## Given exercise A
Can you repeat the Python class page word for word, from "Outline for Today's" up to and including "the magic number."?
## Given exercise B
Will you carry on writing the Python course page from the point where it stops?
## START Reading text
Class 1: Introduction and Installation

From Colettapedia
Jump to navigation Jump to search

BIOF 309 Curriculum - back to main page

Introduction and Installation(class 1)

Outline for Today's Class

  1. Housekeeping issues
  2. How to get help
  3. Discussion of programming language ecosystem and where Python fits in
  4. What makes Python distinctive
  5. The Python data analysis stack: core Python + essential 3rd party modules
  6. Setup of Environment
  7. Using Python interactively via IPython notebook
  8. Running a program
  9. Homework: Email me the magic number.

Course Description

Python is an easy to learn, powerful programming language with capabilities that overlap many proprietary software packages like excel, MATLAB, and STATA, but is free and open source. This course is intended for non-programmers who want to learn how to write programs that expand the breadth and depth of their daily research. Most elementary concepts in modern software engineering will be covered, including basic syntax, Object-Oriented programming, regular expressions, reading from and writing to text files, use of the Python debugger, and creating reusable code modules that are distributable to peers. The end of the course will focus on potential applications of the Python language to Bioinformatics, including sequence analysis and data visualization.
## END Reading text
## START Information shown
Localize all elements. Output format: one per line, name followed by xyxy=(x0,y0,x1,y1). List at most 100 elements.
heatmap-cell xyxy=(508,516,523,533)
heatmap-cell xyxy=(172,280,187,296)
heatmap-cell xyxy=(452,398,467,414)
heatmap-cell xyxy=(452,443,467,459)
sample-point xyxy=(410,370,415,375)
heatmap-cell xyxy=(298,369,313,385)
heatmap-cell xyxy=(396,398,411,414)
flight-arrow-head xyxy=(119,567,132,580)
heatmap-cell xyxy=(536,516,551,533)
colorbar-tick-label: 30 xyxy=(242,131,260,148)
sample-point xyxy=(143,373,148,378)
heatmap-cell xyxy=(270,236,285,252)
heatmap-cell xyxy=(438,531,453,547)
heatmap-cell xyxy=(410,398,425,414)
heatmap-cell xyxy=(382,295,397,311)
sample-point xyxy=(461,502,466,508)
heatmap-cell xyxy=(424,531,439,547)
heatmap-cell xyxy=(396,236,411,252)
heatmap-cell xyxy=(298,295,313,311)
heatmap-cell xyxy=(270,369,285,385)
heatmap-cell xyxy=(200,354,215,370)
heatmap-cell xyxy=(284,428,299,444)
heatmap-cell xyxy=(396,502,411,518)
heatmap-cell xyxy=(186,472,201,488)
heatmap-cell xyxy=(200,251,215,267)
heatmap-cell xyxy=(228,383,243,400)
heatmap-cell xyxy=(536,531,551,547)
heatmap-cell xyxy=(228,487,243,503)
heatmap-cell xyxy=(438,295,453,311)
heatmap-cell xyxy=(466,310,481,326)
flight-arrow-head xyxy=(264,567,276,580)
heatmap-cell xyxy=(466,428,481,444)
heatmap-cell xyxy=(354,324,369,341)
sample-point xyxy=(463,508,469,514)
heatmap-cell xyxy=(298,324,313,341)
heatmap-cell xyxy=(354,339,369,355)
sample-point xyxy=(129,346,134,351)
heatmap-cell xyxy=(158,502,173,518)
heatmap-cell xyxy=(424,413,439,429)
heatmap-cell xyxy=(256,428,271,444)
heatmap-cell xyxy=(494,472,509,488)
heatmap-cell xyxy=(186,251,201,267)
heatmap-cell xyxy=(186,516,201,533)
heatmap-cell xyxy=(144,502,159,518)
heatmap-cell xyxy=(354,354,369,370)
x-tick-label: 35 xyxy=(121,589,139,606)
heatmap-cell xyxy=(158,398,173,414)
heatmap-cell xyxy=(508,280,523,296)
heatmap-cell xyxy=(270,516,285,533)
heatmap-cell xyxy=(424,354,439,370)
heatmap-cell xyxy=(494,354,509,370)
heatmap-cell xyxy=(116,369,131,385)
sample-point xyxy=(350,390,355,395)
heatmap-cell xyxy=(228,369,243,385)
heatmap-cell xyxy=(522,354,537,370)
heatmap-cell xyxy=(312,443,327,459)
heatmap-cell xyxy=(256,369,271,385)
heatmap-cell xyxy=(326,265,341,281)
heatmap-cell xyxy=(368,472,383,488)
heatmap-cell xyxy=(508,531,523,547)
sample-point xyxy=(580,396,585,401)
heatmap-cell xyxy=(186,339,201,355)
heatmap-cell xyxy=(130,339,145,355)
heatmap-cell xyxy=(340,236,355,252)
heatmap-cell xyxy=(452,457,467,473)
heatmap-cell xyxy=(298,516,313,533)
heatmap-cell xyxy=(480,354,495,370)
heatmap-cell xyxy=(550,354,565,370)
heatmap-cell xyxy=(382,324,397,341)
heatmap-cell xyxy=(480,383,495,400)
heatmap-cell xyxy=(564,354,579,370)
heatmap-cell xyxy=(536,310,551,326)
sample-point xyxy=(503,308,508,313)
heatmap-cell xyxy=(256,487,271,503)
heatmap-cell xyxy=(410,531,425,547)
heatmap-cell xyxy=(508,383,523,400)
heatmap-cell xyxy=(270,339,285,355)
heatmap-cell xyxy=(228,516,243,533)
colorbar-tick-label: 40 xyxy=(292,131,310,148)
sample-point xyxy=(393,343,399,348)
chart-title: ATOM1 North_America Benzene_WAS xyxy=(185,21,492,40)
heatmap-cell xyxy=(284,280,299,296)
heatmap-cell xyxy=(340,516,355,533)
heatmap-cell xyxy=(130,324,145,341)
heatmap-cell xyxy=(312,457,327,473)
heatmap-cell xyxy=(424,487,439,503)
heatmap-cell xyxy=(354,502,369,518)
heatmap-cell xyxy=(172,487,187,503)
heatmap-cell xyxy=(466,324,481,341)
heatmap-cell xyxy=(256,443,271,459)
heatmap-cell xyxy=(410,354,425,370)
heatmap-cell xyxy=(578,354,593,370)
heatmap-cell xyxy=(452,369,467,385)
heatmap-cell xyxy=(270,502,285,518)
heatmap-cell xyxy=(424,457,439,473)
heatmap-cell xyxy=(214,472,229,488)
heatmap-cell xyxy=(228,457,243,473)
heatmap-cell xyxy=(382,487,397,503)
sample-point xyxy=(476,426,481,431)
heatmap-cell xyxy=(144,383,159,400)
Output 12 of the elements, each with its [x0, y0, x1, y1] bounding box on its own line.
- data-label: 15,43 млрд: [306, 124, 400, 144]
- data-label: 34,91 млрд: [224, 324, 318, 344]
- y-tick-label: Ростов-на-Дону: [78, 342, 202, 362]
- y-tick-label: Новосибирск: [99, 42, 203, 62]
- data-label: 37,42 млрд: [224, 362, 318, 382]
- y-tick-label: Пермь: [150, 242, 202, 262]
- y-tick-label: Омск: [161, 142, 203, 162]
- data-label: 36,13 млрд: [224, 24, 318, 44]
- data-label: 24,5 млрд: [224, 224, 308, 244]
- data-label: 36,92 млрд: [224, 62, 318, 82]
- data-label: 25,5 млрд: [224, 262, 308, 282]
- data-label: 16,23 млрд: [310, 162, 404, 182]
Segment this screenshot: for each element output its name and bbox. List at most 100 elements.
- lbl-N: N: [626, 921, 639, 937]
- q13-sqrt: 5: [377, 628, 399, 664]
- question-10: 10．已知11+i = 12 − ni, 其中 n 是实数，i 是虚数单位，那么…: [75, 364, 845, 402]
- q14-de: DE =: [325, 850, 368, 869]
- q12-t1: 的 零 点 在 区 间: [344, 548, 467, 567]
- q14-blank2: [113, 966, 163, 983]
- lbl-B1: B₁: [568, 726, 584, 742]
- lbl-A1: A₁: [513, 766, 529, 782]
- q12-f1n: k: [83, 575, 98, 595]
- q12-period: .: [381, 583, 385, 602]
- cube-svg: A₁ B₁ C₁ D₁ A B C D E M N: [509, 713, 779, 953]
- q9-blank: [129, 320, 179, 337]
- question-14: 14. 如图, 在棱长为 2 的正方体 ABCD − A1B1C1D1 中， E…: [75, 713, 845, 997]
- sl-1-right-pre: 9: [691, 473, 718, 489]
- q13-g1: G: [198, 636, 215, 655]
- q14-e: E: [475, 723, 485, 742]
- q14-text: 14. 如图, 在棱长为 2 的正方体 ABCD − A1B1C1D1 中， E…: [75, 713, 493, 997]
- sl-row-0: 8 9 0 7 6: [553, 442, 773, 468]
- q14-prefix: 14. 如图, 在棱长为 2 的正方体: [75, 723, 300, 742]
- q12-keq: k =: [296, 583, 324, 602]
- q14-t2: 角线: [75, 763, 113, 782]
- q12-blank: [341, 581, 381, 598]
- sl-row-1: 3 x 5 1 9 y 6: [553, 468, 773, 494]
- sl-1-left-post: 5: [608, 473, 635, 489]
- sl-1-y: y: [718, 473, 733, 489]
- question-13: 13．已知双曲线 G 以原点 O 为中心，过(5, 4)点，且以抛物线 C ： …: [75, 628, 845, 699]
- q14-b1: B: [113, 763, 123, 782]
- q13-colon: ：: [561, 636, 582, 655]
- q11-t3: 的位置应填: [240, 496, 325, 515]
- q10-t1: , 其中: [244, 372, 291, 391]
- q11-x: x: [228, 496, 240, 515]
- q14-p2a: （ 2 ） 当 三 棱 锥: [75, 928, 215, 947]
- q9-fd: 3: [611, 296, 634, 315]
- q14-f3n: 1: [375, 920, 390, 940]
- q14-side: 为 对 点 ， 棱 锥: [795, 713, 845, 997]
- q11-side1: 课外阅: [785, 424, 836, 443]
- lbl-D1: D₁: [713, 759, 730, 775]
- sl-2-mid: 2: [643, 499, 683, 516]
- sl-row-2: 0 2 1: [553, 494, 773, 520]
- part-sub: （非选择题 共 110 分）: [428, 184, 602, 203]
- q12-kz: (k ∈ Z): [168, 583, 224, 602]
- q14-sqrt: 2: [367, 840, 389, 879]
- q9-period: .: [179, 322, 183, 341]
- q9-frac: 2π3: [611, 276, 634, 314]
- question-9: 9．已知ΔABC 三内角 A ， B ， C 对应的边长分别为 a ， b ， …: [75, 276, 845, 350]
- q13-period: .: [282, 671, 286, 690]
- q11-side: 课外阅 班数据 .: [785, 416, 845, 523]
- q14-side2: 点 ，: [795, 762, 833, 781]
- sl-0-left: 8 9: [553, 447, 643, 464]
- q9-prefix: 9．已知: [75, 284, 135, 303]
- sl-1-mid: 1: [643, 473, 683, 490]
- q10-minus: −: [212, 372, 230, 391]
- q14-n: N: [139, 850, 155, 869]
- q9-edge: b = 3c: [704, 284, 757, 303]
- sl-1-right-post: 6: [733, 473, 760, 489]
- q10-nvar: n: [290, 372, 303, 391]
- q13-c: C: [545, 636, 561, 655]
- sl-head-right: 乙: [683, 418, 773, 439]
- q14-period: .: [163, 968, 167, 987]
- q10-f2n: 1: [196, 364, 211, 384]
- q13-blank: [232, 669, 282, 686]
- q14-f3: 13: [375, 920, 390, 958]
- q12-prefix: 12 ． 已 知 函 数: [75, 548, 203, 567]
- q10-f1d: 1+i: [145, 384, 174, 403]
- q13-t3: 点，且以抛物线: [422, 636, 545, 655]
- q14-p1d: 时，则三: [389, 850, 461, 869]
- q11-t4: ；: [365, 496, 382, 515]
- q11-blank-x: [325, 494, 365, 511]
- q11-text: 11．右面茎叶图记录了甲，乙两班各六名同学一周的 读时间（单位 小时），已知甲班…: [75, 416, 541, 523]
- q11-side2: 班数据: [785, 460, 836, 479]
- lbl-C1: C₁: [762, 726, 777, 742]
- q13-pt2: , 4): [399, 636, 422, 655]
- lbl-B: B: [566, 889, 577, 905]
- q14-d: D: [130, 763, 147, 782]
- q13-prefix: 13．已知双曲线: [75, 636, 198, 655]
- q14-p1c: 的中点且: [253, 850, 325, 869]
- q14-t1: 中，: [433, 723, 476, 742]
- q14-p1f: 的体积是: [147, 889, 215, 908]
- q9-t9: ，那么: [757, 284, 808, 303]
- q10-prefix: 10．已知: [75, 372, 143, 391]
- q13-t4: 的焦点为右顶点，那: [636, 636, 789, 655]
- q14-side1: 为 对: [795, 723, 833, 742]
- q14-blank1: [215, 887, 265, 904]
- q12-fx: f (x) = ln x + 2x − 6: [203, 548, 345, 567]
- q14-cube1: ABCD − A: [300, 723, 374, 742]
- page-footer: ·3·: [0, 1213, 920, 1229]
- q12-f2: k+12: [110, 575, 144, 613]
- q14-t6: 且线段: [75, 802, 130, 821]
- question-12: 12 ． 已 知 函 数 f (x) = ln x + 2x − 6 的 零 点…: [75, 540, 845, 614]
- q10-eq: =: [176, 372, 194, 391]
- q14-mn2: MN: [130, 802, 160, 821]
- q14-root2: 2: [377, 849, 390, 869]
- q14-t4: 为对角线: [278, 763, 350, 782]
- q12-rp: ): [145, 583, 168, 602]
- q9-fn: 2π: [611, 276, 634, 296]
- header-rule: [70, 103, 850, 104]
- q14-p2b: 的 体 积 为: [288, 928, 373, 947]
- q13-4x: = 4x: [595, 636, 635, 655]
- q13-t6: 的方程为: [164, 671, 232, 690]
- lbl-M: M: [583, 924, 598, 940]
## END Information shown
## Expected output A
Outline for Today's Class

  1. Housekeeping issues
  2. How to get help
  3. Discussion of programming language ecosystem and where Python fits in
  4. What makes Python distinctive
  5. The Python data analysis stack: core Python + essential 3rd party modules
  6. Setup of Environment
  7. Using Python interactively via IPython notebook
  8. Running a program
  9. Homework: Email me the magic number.

## Expected output B
Course Description, ver. 2

This course is intended to teach research professionals without a background in programming to write programs to gain insight into data. In addition to covering tools and syntax that are specific to Python, the class will cover elementary concepts that are ubiquitous in modern software engineering, including object-oriented programming, regular expressions, reading from and writing to text files, recursion, use of the debugger, etc. The end of the course will focus on potential applications of the Python language to bioinformatics, including sequence analysis, machine learning, and data visualization.

Goals for BIOF 309

  1. To teach you how to write programs that provide insight into your data
    • organizing, searching, manipulating, visualizing
  2. To teach you how to think like a computer
    • Q. How did the programmer die in the shower? A. He read the shampoo bottle instructions: Lather. Rinse. Repeat.
    • Class assignment: Directions on how to make a peanut butter & jelly sandwich. Be careful what you say, I could take it literally.
  3. Teach you how to learn other programming languages in the future.
    • Anatoly anecdote: "Though Russian school of science emphasizes general/abstract ideas more than US school"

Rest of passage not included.